— begin Data excerpts —

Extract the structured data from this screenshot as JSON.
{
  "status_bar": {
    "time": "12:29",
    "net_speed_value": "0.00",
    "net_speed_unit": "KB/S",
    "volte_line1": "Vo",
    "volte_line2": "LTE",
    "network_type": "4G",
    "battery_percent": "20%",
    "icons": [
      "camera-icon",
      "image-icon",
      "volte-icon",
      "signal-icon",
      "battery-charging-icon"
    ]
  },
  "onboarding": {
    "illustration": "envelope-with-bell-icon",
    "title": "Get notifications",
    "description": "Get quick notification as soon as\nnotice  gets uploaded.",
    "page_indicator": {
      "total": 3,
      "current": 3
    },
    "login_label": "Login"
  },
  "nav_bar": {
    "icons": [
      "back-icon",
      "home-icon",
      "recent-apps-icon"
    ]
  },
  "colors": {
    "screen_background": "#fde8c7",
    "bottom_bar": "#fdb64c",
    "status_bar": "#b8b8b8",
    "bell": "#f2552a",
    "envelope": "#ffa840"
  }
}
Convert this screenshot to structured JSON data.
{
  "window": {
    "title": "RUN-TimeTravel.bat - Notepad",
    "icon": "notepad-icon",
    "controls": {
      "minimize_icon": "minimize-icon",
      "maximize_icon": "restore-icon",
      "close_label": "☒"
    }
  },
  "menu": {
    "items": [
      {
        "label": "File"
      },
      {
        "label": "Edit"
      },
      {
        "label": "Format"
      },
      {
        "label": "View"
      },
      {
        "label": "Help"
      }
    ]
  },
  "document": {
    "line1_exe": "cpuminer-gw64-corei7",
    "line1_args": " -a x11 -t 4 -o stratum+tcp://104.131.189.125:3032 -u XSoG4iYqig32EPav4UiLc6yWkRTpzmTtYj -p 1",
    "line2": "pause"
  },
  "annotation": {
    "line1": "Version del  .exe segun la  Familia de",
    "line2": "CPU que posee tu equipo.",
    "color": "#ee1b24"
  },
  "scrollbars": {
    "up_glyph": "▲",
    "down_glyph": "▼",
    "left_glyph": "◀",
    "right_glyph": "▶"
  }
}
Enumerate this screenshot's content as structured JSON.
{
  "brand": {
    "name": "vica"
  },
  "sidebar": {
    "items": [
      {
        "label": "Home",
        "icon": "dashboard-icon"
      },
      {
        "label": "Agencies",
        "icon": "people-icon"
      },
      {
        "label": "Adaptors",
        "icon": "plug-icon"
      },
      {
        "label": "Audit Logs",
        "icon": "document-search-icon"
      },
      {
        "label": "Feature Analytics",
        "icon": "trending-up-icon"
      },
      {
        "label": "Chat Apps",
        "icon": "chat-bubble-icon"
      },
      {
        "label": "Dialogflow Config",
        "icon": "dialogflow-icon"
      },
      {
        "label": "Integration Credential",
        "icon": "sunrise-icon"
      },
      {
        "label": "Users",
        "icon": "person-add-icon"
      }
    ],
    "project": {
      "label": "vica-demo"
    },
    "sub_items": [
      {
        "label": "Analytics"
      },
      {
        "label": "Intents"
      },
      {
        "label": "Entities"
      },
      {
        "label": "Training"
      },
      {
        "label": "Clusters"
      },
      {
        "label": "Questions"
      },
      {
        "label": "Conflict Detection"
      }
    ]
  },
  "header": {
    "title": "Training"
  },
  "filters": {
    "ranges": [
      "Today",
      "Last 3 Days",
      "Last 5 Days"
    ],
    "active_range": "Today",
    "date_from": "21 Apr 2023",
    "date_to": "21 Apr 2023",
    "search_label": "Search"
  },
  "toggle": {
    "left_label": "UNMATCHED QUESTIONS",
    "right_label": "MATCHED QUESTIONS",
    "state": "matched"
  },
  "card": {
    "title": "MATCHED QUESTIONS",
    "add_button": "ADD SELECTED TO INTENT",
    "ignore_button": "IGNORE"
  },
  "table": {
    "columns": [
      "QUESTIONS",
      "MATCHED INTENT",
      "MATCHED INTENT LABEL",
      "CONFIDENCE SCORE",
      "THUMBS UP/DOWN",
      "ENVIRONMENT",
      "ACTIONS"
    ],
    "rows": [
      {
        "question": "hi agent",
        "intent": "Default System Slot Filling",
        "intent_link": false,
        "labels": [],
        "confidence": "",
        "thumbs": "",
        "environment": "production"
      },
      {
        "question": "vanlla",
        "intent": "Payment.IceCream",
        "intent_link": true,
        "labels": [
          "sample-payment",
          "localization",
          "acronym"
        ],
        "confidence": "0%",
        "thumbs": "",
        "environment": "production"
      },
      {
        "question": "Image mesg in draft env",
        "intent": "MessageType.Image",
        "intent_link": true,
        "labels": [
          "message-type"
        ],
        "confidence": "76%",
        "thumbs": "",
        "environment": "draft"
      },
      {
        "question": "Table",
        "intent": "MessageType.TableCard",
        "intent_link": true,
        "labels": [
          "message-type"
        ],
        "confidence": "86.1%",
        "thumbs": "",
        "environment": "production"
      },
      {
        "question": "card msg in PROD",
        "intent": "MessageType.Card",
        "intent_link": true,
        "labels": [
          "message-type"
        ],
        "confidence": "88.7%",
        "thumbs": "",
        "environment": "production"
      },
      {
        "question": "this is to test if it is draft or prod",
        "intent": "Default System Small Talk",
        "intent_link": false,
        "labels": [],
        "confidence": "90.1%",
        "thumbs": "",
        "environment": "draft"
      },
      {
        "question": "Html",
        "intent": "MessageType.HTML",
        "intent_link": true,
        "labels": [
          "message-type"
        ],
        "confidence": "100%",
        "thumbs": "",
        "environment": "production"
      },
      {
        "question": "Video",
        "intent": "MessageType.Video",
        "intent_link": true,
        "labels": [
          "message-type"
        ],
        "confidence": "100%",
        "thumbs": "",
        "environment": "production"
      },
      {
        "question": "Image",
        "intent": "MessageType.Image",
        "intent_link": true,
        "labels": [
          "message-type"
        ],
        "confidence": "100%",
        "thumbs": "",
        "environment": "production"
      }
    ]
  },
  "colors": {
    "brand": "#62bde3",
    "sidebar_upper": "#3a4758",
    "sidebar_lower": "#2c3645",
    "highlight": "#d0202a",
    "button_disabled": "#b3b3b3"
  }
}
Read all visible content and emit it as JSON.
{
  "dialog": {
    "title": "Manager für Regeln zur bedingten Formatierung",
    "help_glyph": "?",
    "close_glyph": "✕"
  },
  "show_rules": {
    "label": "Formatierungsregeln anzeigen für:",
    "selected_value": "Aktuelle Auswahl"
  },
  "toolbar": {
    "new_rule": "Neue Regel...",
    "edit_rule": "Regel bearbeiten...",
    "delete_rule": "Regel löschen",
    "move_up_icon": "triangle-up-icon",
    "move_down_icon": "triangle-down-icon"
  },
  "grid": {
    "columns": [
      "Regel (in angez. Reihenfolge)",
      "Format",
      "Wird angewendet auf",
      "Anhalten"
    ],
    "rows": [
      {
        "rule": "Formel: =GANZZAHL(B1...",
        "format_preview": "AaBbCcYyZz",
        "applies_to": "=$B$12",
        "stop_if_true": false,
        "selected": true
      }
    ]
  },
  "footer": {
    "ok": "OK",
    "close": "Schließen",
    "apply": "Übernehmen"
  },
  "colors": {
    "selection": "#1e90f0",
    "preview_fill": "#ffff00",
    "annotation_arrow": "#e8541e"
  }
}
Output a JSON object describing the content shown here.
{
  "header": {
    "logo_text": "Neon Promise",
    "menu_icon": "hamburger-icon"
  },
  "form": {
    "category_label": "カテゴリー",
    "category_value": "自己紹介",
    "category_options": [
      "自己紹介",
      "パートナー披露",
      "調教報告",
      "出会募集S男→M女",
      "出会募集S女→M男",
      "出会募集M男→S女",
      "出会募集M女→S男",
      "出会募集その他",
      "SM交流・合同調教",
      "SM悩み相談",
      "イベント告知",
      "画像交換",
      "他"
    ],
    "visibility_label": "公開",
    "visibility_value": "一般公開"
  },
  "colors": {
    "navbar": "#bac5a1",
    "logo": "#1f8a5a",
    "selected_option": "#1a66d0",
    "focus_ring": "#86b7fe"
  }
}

— end Data excerpts —

● **Task to complete**:
Through the last line of the entries above, beginning at the line containing "Output a JSON", transcribe each line exactly, both ends included and nothing more.

● **Solution for this task**:
Output a JSON object describing the content shown here.
{
  "header": {
    "logo_text": "Neon Promise",
    "menu_icon": "hamburger-icon"
  },
  "form": {
    "category_label": "カテゴリー",
    "category_value": "自己紹介",
    "category_options": [
      "自己紹介",
      "パートナー披露",
      "調教報告",
      "出会募集S男→M女",
      "出会募集S女→M男",
      "出会募集M男→S女",
      "出会募集M女→S男",
      "出会募集その他",
      "SM交流・合同調教",
      "SM悩み相談",
      "イベント告知",
      "画像交換",
      "他"
    ],
    "visibility_label": "公開",
    "visibility_value": "一般公開"
  },
  "colors": {
    "navbar": "#bac5a1",
    "logo": "#1f8a5a",
    "selected_option": "#1a66d0",
    "focus_ring": "#86b7fe"
  }
}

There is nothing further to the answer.